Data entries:
- - - - -
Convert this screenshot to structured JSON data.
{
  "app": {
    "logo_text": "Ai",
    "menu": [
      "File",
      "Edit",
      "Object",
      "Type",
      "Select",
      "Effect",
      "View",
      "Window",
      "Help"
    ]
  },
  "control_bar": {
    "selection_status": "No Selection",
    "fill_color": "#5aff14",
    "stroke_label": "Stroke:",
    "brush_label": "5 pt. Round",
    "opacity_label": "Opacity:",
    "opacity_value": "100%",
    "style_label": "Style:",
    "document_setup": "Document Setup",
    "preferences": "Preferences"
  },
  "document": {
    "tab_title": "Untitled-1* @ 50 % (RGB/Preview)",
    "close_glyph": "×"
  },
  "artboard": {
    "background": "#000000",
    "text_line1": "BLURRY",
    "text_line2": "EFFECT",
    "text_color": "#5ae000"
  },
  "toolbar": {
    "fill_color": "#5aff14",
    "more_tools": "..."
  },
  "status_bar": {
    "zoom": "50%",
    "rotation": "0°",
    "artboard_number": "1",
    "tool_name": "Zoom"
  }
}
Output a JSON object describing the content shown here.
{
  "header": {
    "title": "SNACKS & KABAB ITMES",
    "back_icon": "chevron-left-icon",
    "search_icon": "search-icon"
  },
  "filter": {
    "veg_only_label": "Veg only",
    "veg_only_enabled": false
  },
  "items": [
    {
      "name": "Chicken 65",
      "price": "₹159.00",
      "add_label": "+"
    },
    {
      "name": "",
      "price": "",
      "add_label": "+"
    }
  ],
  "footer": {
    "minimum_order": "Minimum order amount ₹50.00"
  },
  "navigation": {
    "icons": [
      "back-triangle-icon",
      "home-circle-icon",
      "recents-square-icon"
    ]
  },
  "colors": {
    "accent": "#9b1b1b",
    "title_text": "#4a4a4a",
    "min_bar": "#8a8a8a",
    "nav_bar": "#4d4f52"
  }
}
- - - - -
What is asked>
Take the line in which "Output a JSON" occurs and each subsequent line through the end; give these lines again without alteration.

Complete output>
Output a JSON object describing the content shown here.
{
  "header": {
    "title": "SNACKS & KABAB ITMES",
    "back_icon": "chevron-left-icon",
    "search_icon": "search-icon"
  },
  "filter": {
    "veg_only_label": "Veg only",
    "veg_only_enabled": false
  },
  "items": [
    {
      "name": "Chicken 65",
      "price": "₹159.00",
      "add_label": "+"
    },
    {
      "name": "",
      "price": "",
      "add_label": "+"
    }
  ],
  "footer": {
    "minimum_order": "Minimum order amount ₹50.00"
  },
  "navigation": {
    "icons": [
      "back-triangle-icon",
      "home-circle-icon",
      "recents-square-icon"
    ]
  },
  "colors": {
    "accent": "#9b1b1b",
    "title_text": "#4a4a4a",
    "min_bar": "#8a8a8a",
    "nav_bar": "#4d4f52"
  }
}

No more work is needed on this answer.